**Sasaran Tugas:**
(A) Salin bagian artikel tentang kecerdasan emosional yang dimulai dari "Termasuk bagi seorang" dan berakhir pada "dan penyelenggara acara.".
(B) Teruskan artikel tentang kecerdasan emosional pembicara publik, dimulai tepat setelah kalimat terakhirnya.

**Kutipan Dokumen:**
Kecerdasan Emosional Pembicara Publik
Lisa Adhrianti-(foto: istimewa/bengkuluekspress.disway.id)-
Oleh : Lisa Adhrianti
Saat ini dalam arus transformasi teknologi komunikasi yang menggulung keseharian manusia, semakin banyak peran pengganti yang dihadirkan dalam bentuk kecerdasan buatan/AI (Artificial Inteligent) yang terbukti mampu menyamai kemampuan gerak maupun pikir manusia. Proses pemecahan masalah yang terkait dengan pembelajaran, pengenalan pola dan aspek kognitif lainnya yang merujuk kepada tolak ukur kecerdasan intelektual tersebut, dengan mudah dapat tergantikan setelah sebelumnya kita didoktrin untuk lebih mengutamakan pada pengembangan kecerdasan intelektual (IQ) di setiap jenjang usia kehidupan dan berbagai jenis profesi bidang pekerjaan.
Pengembangan AI menunjukkan bahwa kecerdasan intelegensia dapat diciptakan untuk mengalahkan kecerdasan manusia, sehingga di 20 tahun terakhir kita disuguhkan pada konsep kecerdasan emosional (EQ) sebagai alternatif untuk mengembangkan keterampilan berpikir yang dapat mendukung bahkan dianggap lebih penting dari kecerdasan intelektual. Mengapa penting? Karena ternyata aspek emosional lebih berperan untuk dapat mendukung individu menjadi seorang yang memiliki intuisi dan kemampuan untuk dapat beradaptasi dimanapun berada serta memberikan hasil kerja yang berkualitas baik.
Termasuk bagi seorang pembicara publik (Public Speaker) yang bertanggung jawab untuk memberikan informasi kepada publik dalam suatu kesempatan khusus yang mungkin saja tidak bisa terjadi berulang-ulang kali untuk publik yang sama. Informasi atau pesan yang disampaikan tentu haruslah dapat dikemas, disajikan dan disampaikan dengan baik, berkualitas serta menyenangkan sehingga menimbulkan kesan mendalam dan mampu mempersuasi publik sesuai dengan tujuan yang diharapkan oleh pembicara dan penyelenggara acara.

**Bahan yang Disediakan:**
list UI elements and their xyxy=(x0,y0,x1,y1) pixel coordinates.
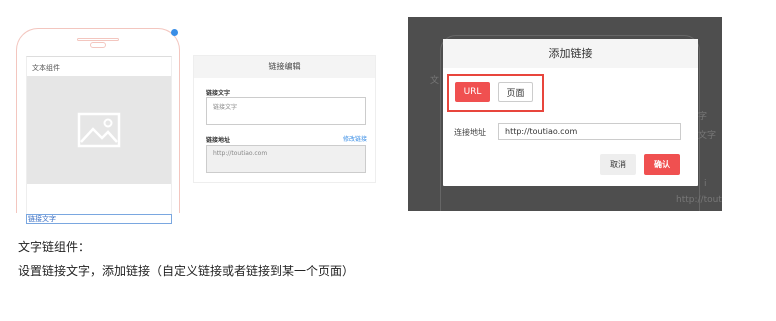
phone-screen: 文本组件 链接文字 xyxy=(26,56,172,224)
link-text-label: 链接文字 xyxy=(206,90,231,97)
background-text: 文字 xyxy=(698,131,717,141)
background-text: i xyxy=(704,179,707,189)
cancel-button[interactable]: 取消 xyxy=(600,154,636,175)
link-address-input[interactable]: http://toutiao.com xyxy=(206,145,366,173)
image-icon xyxy=(77,112,121,148)
background-text: 字 xyxy=(698,112,708,122)
url-tab-button[interactable]: URL xyxy=(455,82,490,102)
page-tab-button[interactable]: 页面 xyxy=(498,82,533,102)
caption-title: 文字链组件： xyxy=(18,240,91,254)
link-editor-panel: 链接编辑 链接文字 链接文字 链接地址 修改链接 http://toutiao.… xyxy=(193,55,376,183)
phone-top-bar xyxy=(77,38,119,41)
add-link-dialog: 添加链接 URL 页面 连接地址 取消 确认 xyxy=(443,39,698,186)
settings-dot-icon[interactable] xyxy=(171,29,178,36)
confirm-button[interactable]: 确认 xyxy=(644,154,680,175)
background-text: http://toutia xyxy=(676,195,722,205)
dialog-title: 添加链接 xyxy=(443,39,698,68)
link-text-input[interactable]: 链接文字 xyxy=(206,97,366,125)
phone-mockup: 文本组件 链接文字 xyxy=(16,28,180,224)
link-text-component[interactable]: 链接文字 xyxy=(26,214,172,224)
link-address-input[interactable] xyxy=(498,123,681,140)
link-address-label: 连接地址 xyxy=(454,128,486,137)
link-editor-header: 链接编辑 xyxy=(194,56,375,78)
image-placeholder[interactable] xyxy=(27,76,171,184)
link-address-label: 链接地址 xyxy=(206,137,231,144)
phone-speaker xyxy=(90,42,106,48)
caption-description: 设置链接文字，添加链接（自定义链接或者链接到某一个页面） xyxy=(18,264,355,278)
background-text: 文 xyxy=(430,76,440,86)
modify-link-button[interactable]: 修改链接 xyxy=(343,134,367,143)
phone-screen-title: 文本组件 xyxy=(32,64,60,72)
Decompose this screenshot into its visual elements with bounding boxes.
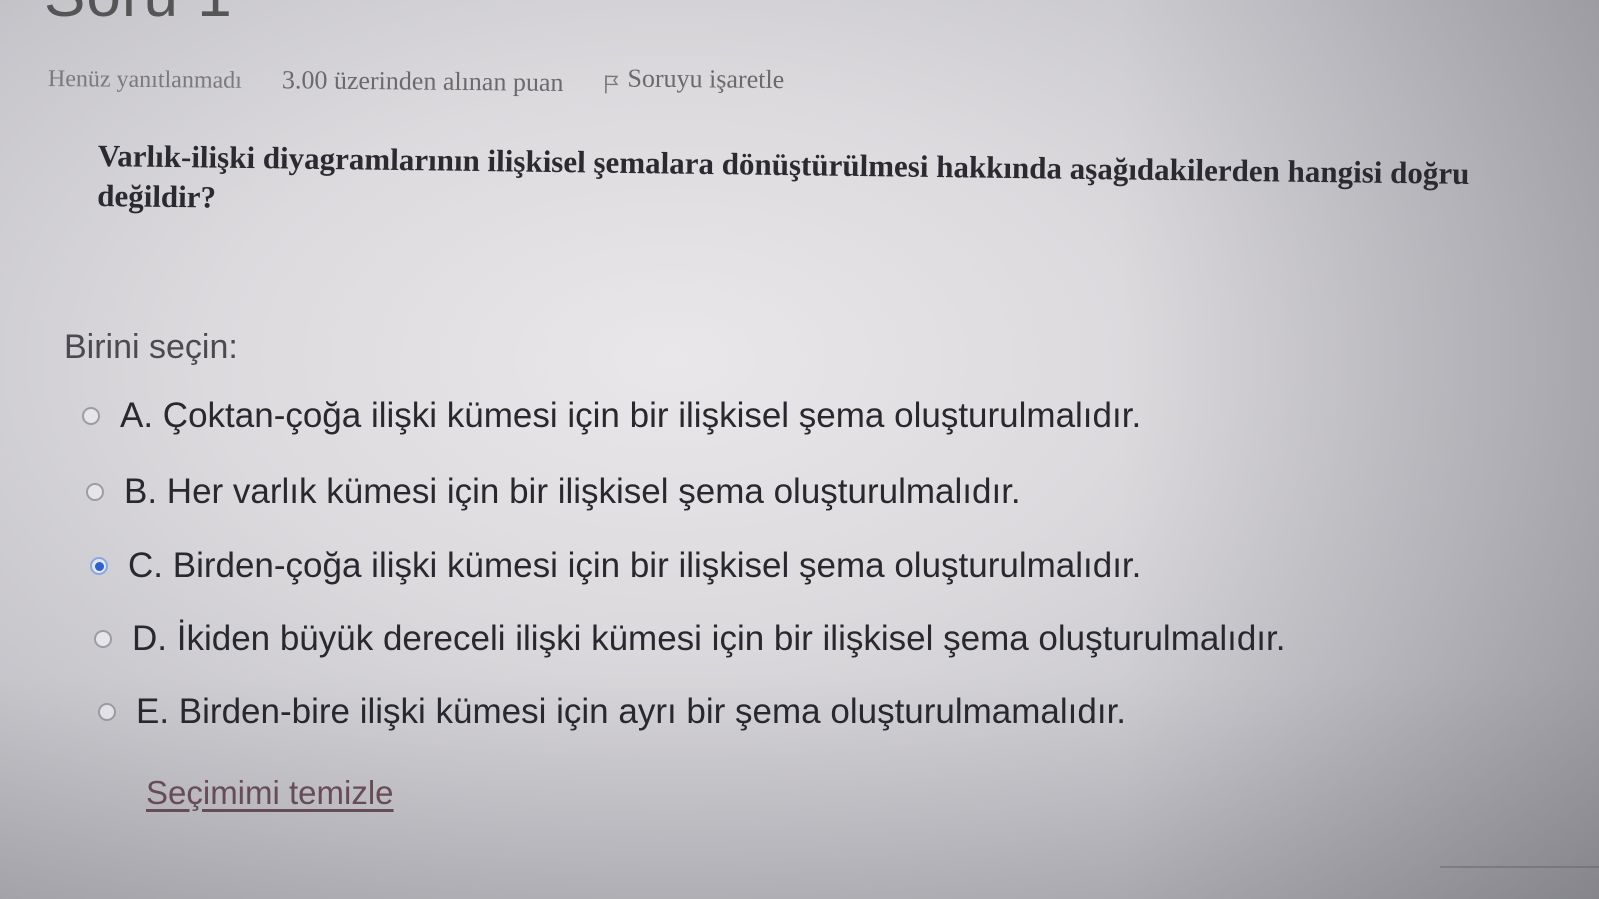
- question-number-heading: Soru 1: [44, 0, 233, 31]
- answer-option-e-label: E. Birden-bire ilişki kümesi için ayrı b…: [136, 692, 1127, 731]
- answer-option-b[interactable]: B. Her varlık kümesi için bir ilişkisel …: [86, 472, 1021, 512]
- choose-one-prompt: Birini seçin:: [64, 328, 238, 366]
- flag-icon: [603, 71, 619, 94]
- answer-option-a[interactable]: A. Çoktan-çoğa ilişki kümesi için bir il…: [82, 396, 1141, 436]
- answer-option-d-label: D. İkiden büyük dereceli ilişki kümesi i…: [132, 619, 1286, 658]
- divider: [1440, 866, 1599, 868]
- flag-question-label: Soruyu işaretle: [627, 63, 785, 95]
- radio-b[interactable]: [86, 483, 104, 501]
- question-info-row: Henüz yanıtlanmadı 3.00 üzerinden alınan…: [47, 58, 784, 100]
- answer-option-e[interactable]: E. Birden-bire ilişki kümesi için ayrı b…: [98, 692, 1126, 732]
- answer-option-c[interactable]: C. Birden-çoğa ilişki kümesi için bir il…: [90, 546, 1141, 586]
- clear-selection-link[interactable]: Seçimimi temizle: [146, 774, 394, 812]
- radio-c-selected[interactable]: [90, 557, 108, 575]
- answer-option-c-label: C. Birden-çoğa ilişki kümesi için bir il…: [128, 546, 1142, 585]
- flag-question-link[interactable]: Soruyu işaretle: [603, 63, 784, 95]
- question-points: 3.00 üzerinden alınan puan: [281, 65, 564, 97]
- radio-d[interactable]: [94, 630, 112, 648]
- question-text: Varlık-ilişki diyagramlarının ilişkisel …: [96, 137, 1470, 215]
- radio-a[interactable]: [82, 407, 100, 425]
- answer-status: Henüz yanıtlanmadı: [47, 66, 243, 94]
- answer-option-b-label: B. Her varlık kümesi için bir ilişkisel …: [124, 472, 1021, 511]
- answer-option-a-label: A. Çoktan-çoğa ilişki kümesi için bir il…: [120, 396, 1142, 435]
- answer-option-d[interactable]: D. İkiden büyük dereceli ilişki kümesi i…: [94, 619, 1285, 659]
- photo-vignette: [0, 0, 1599, 899]
- radio-e[interactable]: [98, 703, 116, 721]
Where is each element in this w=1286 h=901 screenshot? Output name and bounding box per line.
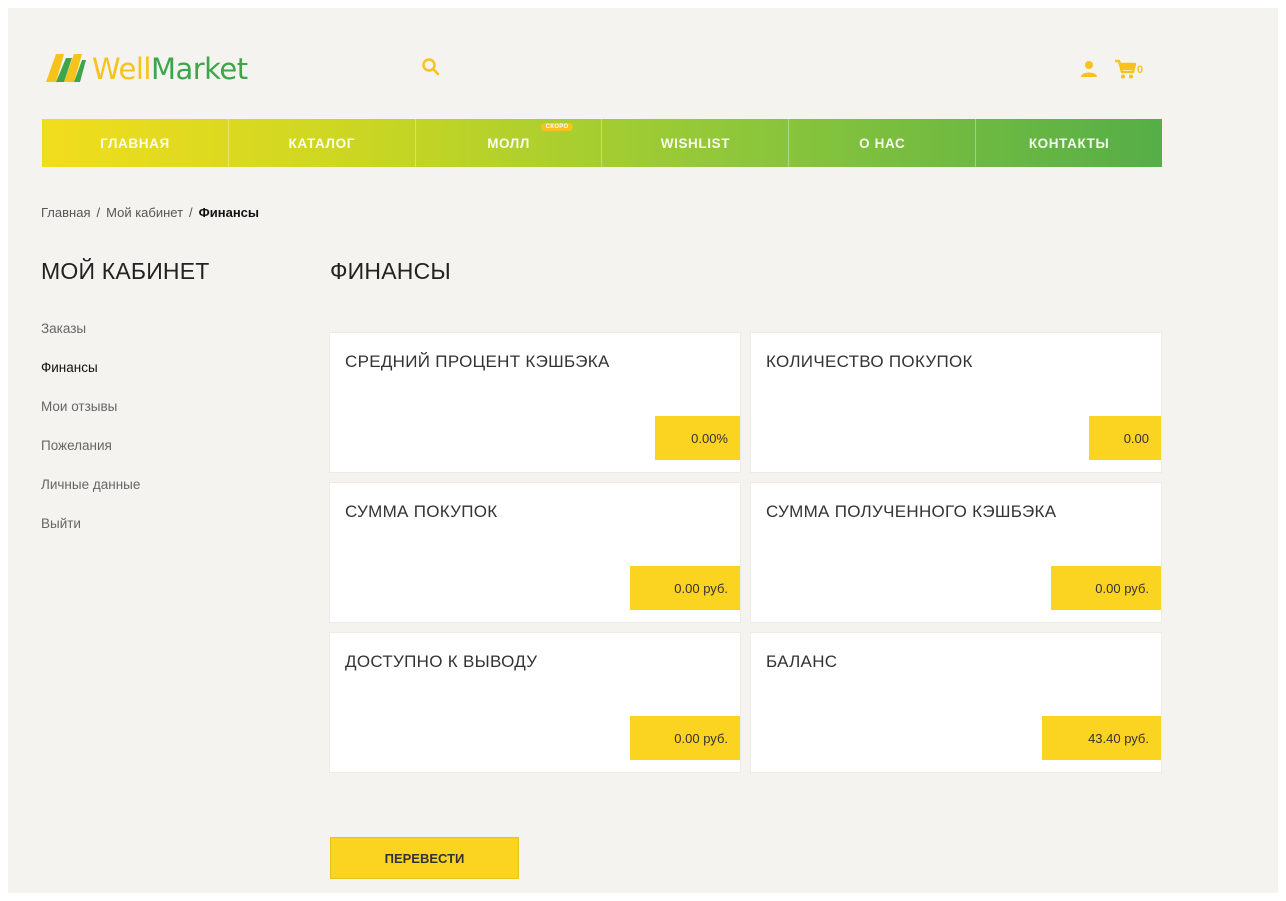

**Hasil per Tugas:**
(A)
Termasuk bagi seorang pembicara publik (Public Speaker) yang bertanggung jawab untuk memberikan informasi kepada publik dalam suatu kesempatan khusus yang mungkin saja tidak bisa terjadi berulang-ulang kali untuk publik yang sama. Informasi atau pesan yang disampaikan tentu haruslah dapat dikemas, disajikan dan disampaikan dengan baik, berkualitas serta menyenangkan sehingga menimbulkan kesan mendalam dan mampu mempersuasi publik sesuai dengan tujuan yang diharapkan oleh pembicara dan penyelenggara acara.

(B)
BACA JUGA:OPINI: Jurnalisme Otomatis dan Masa Depan Media Berita
Kita tentu kerap mendengar bahwa pada kesempatan A materi disampaikan dengan sangat membosankan, peserta banyak mengantuk, sibuk sendiri dengan gadgetnya atau bahkan pembicara terkesan tidak menjiwai dan tidak mampu berinteraksi dengan baik kepada audiens atau peserta dalam sebuah event/acara padahal pembicara telah dianggap sebagai sosok yang kompeten dan ditunjang oleh latar belakang keilmuan yang mumpuni di bidangnya. Di sisi lain, kita juga kerap mendengar bahwa audiens begitu menikmati jika pembicara B sedang beraksi, meskipun tidak ditunjang oleh latar belakang keilmuan yang “wah” namun dia dapat menyatu bersama audiens, menciptakan hiburan yang menyenangkan dan membuat audiens teringat pesan yang disampaikan, terkesan dengan pembawaannya serta menunggu-nunggu waktu untuk dapat kembali bertemu dengan pembicara tersebut.
Berdasarkan hal tersebut, kita disadarkan bahwa bukan hanya kecerdasan intelegensia yang dibutuhkan oleh seorang pembicara publik. Lebih dari itu kecerdasan emosional memainkan peran penting bagi kesuksesan pembicara publik.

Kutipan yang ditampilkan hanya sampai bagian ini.